WHAT THE TASK REQUIRES:
Go through the lines below and copy each one that holds the string "側車付二輪車".

Collection entries:
....................

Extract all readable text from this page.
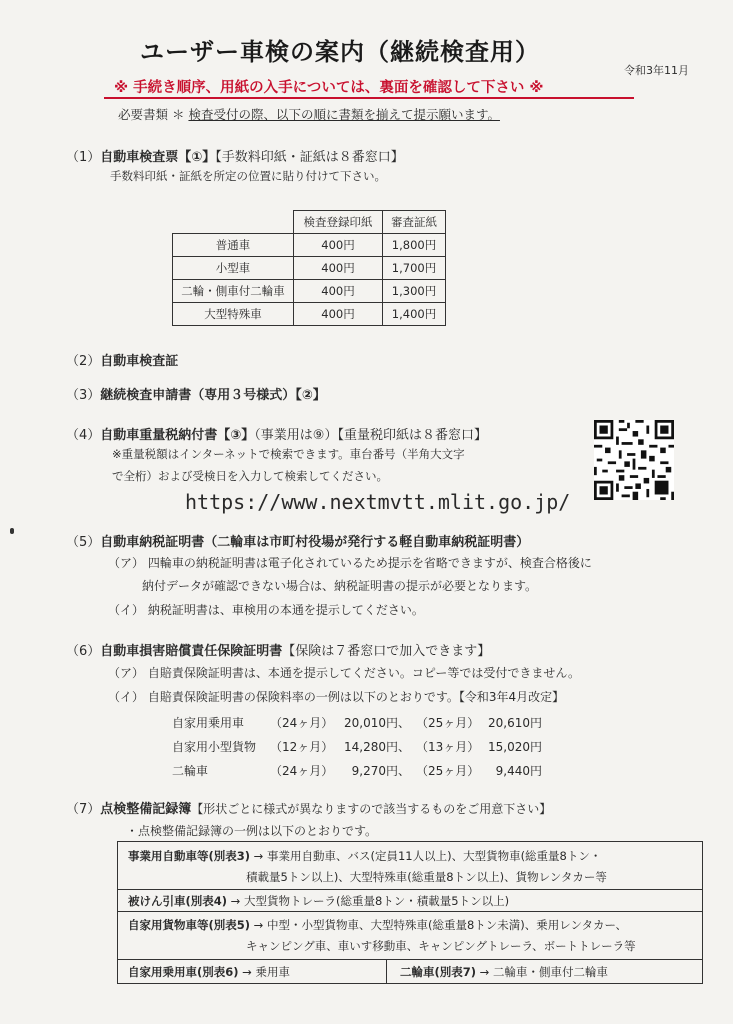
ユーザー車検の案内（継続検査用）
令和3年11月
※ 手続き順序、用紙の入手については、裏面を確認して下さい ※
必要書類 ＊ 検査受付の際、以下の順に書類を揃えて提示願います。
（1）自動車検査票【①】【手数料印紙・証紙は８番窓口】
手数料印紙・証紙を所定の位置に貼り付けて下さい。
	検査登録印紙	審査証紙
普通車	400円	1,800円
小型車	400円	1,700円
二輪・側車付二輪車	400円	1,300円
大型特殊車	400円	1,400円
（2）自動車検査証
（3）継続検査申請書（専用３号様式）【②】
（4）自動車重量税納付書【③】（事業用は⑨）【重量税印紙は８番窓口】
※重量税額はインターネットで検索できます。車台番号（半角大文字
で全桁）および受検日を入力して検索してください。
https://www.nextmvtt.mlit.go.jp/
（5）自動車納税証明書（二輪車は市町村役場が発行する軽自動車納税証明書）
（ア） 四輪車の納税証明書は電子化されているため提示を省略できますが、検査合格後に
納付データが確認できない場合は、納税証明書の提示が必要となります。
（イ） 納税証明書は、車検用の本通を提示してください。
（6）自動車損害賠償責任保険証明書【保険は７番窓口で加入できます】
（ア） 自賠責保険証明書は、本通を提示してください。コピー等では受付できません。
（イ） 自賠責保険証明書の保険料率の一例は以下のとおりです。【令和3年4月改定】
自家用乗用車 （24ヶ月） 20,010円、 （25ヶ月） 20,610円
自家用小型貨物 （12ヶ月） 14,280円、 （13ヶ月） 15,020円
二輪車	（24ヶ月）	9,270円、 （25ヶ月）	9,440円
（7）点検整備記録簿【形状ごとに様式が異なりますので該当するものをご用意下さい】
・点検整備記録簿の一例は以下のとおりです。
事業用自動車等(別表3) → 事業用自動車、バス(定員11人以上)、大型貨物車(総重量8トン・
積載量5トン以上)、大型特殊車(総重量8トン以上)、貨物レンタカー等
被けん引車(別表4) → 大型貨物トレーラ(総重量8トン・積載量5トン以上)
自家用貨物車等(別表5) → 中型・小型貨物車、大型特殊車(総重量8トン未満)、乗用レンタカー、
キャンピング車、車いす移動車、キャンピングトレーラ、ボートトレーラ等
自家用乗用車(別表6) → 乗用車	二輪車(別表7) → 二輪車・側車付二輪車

....................

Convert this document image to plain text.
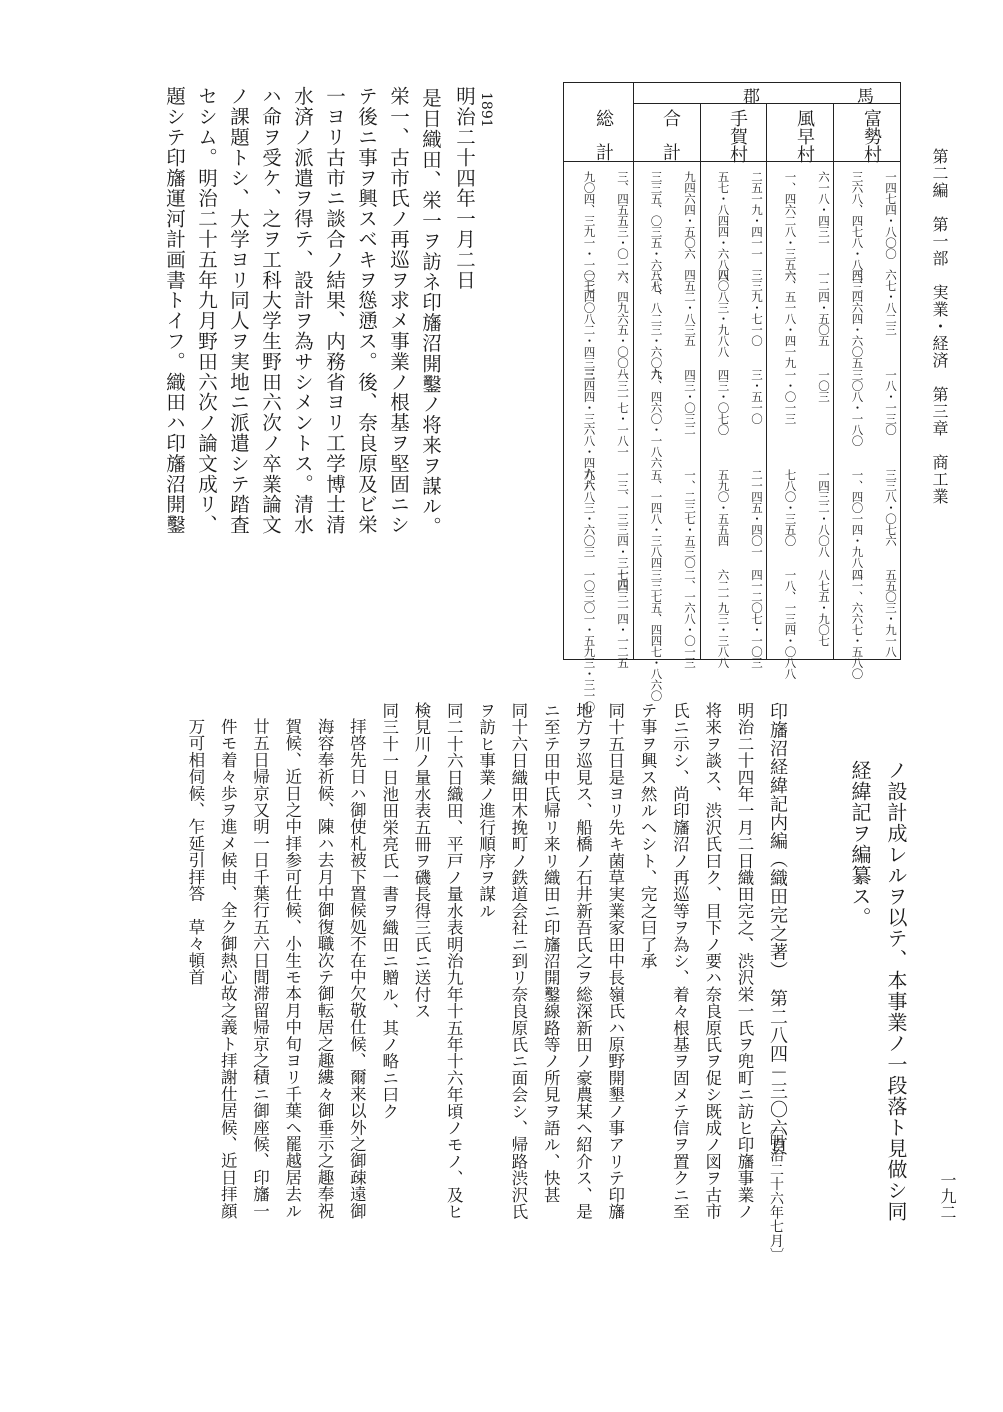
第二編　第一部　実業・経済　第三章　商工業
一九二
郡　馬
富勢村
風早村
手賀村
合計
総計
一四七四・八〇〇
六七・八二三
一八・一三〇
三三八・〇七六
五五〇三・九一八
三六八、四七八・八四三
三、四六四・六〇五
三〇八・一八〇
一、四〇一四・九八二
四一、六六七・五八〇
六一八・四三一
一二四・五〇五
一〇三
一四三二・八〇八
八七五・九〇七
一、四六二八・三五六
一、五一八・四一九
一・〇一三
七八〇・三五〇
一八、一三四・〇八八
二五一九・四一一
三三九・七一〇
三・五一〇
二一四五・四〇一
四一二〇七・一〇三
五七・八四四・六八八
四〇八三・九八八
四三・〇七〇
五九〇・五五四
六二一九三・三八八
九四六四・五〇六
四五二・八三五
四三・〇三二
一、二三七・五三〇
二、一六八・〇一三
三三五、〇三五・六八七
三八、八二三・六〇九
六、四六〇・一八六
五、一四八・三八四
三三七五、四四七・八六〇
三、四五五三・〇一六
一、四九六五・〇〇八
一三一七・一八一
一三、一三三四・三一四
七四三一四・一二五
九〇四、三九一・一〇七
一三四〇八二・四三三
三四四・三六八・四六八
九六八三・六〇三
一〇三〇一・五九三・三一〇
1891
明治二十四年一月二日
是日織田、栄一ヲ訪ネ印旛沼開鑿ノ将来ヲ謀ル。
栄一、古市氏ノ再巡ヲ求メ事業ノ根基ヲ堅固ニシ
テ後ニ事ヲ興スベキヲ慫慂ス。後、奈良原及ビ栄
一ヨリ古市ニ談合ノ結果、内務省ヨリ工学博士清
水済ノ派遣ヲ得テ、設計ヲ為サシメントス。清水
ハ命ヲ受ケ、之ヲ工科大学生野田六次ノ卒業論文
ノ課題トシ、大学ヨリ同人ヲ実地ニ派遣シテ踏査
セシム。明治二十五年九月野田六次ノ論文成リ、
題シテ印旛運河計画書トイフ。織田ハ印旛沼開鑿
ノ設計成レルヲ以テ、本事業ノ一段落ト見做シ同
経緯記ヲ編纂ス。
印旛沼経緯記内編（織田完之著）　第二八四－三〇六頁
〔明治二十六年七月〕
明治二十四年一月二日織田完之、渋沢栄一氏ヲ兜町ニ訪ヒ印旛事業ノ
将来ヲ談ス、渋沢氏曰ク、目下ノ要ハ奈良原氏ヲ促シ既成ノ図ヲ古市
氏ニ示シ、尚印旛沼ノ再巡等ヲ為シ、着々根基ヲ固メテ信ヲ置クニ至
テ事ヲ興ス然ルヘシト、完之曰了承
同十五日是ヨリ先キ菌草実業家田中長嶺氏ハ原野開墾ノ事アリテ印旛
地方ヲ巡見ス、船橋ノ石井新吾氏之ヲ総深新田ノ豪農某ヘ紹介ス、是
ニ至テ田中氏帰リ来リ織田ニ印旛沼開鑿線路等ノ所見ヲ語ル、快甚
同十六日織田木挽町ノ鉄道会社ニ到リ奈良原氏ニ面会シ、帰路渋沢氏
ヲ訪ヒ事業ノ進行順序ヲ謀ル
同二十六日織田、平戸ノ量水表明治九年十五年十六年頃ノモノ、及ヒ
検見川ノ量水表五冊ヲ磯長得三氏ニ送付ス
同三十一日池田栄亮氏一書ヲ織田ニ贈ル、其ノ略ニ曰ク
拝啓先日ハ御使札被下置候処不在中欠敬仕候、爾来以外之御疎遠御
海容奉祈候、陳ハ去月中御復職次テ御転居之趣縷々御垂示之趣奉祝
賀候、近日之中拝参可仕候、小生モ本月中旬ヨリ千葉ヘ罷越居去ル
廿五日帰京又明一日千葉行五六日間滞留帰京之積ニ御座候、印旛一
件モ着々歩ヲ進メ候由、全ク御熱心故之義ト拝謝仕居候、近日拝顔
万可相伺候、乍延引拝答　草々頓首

....................

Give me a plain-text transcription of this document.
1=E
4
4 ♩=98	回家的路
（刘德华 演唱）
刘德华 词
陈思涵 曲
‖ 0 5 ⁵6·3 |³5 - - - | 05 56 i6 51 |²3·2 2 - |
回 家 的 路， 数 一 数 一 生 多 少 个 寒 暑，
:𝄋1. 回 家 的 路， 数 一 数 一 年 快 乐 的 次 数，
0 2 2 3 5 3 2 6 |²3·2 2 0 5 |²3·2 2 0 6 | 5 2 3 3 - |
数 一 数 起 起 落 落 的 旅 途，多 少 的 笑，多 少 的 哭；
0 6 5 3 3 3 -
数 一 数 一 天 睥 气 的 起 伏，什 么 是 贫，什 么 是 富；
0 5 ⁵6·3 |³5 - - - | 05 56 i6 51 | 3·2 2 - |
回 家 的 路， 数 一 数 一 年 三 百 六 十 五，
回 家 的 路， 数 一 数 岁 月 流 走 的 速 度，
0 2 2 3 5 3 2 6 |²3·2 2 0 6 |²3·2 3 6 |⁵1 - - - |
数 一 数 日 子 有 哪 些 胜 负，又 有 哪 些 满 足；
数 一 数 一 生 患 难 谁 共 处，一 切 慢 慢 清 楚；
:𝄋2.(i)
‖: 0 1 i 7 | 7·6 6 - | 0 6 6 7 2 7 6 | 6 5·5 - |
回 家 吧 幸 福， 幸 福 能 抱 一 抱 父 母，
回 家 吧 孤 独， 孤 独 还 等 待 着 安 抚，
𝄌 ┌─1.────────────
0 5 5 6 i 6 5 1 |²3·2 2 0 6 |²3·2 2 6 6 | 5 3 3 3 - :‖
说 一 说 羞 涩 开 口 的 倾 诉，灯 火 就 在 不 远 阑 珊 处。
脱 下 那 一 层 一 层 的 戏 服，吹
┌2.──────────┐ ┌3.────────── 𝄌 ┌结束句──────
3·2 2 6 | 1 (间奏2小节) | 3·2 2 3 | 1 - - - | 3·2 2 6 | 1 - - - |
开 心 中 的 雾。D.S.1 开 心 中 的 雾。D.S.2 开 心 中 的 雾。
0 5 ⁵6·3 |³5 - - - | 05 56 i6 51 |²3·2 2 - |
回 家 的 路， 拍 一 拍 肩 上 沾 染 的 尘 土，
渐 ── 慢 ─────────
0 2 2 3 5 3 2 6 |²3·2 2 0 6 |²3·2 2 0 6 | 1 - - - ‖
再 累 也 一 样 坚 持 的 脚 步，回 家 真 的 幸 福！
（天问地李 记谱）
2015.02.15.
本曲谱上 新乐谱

....................

EXERCISE OUTPUT:
二輪・側車付二輪車	400円	1,300円
自家用乗用車(別表6) → 乗用車	二輪車(別表7) → 二輪車・側車付二輪車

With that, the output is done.